* _Exercise details_: Copy out each line below exactly as it appears.

Items listed in a dataset:
** BEGIN **

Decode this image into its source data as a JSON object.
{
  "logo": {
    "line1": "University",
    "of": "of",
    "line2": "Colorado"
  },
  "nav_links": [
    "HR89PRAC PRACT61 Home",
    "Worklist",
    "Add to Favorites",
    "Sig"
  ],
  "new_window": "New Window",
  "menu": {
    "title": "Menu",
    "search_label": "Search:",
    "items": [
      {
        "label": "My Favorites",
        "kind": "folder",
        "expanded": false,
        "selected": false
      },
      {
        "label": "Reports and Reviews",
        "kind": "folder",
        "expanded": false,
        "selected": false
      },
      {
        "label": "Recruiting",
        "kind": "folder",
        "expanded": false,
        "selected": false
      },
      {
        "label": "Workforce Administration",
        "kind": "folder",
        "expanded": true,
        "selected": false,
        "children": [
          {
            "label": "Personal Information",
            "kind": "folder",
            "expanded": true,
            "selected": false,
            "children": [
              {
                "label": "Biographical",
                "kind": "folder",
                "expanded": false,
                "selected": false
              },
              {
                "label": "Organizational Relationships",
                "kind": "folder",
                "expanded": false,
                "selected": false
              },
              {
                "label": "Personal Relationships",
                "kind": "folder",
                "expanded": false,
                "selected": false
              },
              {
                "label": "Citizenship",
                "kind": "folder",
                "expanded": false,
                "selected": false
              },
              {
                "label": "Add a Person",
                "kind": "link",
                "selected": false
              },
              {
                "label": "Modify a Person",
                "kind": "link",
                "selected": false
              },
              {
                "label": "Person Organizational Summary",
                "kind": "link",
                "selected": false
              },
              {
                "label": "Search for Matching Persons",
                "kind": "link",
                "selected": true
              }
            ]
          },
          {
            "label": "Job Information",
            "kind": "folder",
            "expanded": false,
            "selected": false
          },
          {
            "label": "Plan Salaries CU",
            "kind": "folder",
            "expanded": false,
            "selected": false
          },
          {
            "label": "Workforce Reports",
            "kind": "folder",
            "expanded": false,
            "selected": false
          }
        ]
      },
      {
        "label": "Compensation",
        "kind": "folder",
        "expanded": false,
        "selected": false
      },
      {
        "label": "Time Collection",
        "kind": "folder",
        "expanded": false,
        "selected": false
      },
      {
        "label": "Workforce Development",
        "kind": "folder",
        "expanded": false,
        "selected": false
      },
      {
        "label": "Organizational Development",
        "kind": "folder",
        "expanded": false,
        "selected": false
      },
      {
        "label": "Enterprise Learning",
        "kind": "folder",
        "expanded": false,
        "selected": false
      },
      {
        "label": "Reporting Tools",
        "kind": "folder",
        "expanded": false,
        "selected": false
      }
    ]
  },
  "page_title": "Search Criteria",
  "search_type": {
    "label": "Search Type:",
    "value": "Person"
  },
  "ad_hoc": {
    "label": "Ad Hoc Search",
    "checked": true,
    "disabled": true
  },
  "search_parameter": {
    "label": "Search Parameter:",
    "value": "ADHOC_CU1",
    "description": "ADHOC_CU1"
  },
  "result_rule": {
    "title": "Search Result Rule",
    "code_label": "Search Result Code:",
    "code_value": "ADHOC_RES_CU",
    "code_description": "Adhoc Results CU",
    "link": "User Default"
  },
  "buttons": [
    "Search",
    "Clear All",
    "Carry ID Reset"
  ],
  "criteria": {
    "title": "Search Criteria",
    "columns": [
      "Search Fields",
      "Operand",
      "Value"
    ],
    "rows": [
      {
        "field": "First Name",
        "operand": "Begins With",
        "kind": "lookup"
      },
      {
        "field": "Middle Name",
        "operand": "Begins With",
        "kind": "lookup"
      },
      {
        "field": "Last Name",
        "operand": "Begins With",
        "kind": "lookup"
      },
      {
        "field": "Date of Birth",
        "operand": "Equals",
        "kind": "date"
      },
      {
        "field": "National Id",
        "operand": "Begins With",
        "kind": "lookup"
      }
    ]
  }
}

** END **

* _Answer to this exercise_:
Decode this image into its source data as a JSON object.
{
  "logo": {
    "line1": "University",
    "of": "of",
    "line2": "Colorado"
  },
  "nav_links": [
    "HR89PRAC PRACT61 Home",
    "Worklist",
    "Add to Favorites",
    "Sig"
  ],
  "new_window": "New Window",
  "menu": {
    "title": "Menu",
    "search_label": "Search:",
    "items": [
      {
        "label": "My Favorites",
        "kind": "folder",
        "expanded": false,
        "selected": false
      },
      {
        "label": "Reports and Reviews",
        "kind": "folder",
        "expanded": false,
        "selected": false
      },
      {
        "label": "Recruiting",
        "kind": "folder",
        "expanded": false,
        "selected": false
      },
      {
        "label": "Workforce Administration",
        "kind": "folder",
        "expanded": true,
        "selected": false,
        "children": [
          {
            "label": "Personal Information",
            "kind": "folder",
            "expanded": true,
            "selected": false,
            "children": [
              {
                "label": "Biographical",
                "kind": "folder",
                "expanded": false,
                "selected": false
              },
              {
                "label": "Organizational Relationships",
                "kind": "folder",
                "expanded": false,
                "selected": false
              },
              {
                "label": "Personal Relationships",
                "kind": "folder",
                "expanded": false,
                "selected": false
              },
              {
                "label": "Citizenship",
                "kind": "folder",
                "expanded": false,
                "selected": false
              },
              {
                "label": "Add a Person",
                "kind": "link",
                "selected": false
              },
              {
                "label": "Modify a Person",
                "kind": "link",
                "selected": false
              },
              {
                "label": "Person Organizational Summary",
                "kind": "link",
                "selected": false
              },
              {
                "label": "Search for Matching Persons",
                "kind": "link",
                "selected": true
              }
            ]
          },
          {
            "label": "Job Information",
            "kind": "folder",
            "expanded": false,
            "selected": false
          },
          {
            "label": "Plan Salaries CU",
            "kind": "folder",
            "expanded": false,
            "selected": false
          },
          {
            "label": "Workforce Reports",
            "kind": "folder",
            "expanded": false,
            "selected": false
          }
        ]
      },
      {
        "label": "Compensation",
        "kind": "folder",
        "expanded": false,
        "selected": false
      },
      {
        "label": "Time Collection",
        "kind": "folder",
        "expanded": false,
        "selected": false
      },
      {
        "label": "Workforce Development",
        "kind": "folder",
        "expanded": false,
        "selected": false
      },
      {
        "label": "Organizational Development",
        "kind": "folder",
        "expanded": false,
        "selected": false
      },
      {
        "label": "Enterprise Learning",
        "kind": "folder",
        "expanded": false,
        "selected": false
      },
      {
        "label": "Reporting Tools",
        "kind": "folder",
        "expanded": false,
        "selected": false
      }
    ]
  },
  "page_title": "Search Criteria",
  "search_type": {
    "label": "Search Type:",
    "value": "Person"
  },
  "ad_hoc": {
    "label": "Ad Hoc Search",
    "checked": true,
    "disabled": true
  },
  "search_parameter": {
    "label": "Search Parameter:",
    "value": "ADHOC_CU1",
    "description": "ADHOC_CU1"
  },
  "result_rule": {
    "title": "Search Result Rule",
    "code_label": "Search Result Code:",
    "code_value": "ADHOC_RES_CU",
    "code_description": "Adhoc Results CU",
    "link": "User Default"
  },
  "buttons": [
    "Search",
    "Clear All",
    "Carry ID Reset"
  ],
  "criteria": {
    "title": "Search Criteria",
    "columns": [
      "Search Fields",
      "Operand",
      "Value"
    ],
    "rows": [
      {
        "field": "First Name",
        "operand": "Begins With",
        "kind": "lookup"
      },
      {
        "field": "Middle Name",
        "operand": "Begins With",
        "kind": "lookup"
      },
      {
        "field": "Last Name",
        "operand": "Begins With",
        "kind": "lookup"
      },
      {
        "field": "Date of Birth",
        "operand": "Equals",
        "kind": "date"
      },
      {
        "field": "National Id",
        "operand": "Begins With",
        "kind": "lookup"
      }
    ]
  }
}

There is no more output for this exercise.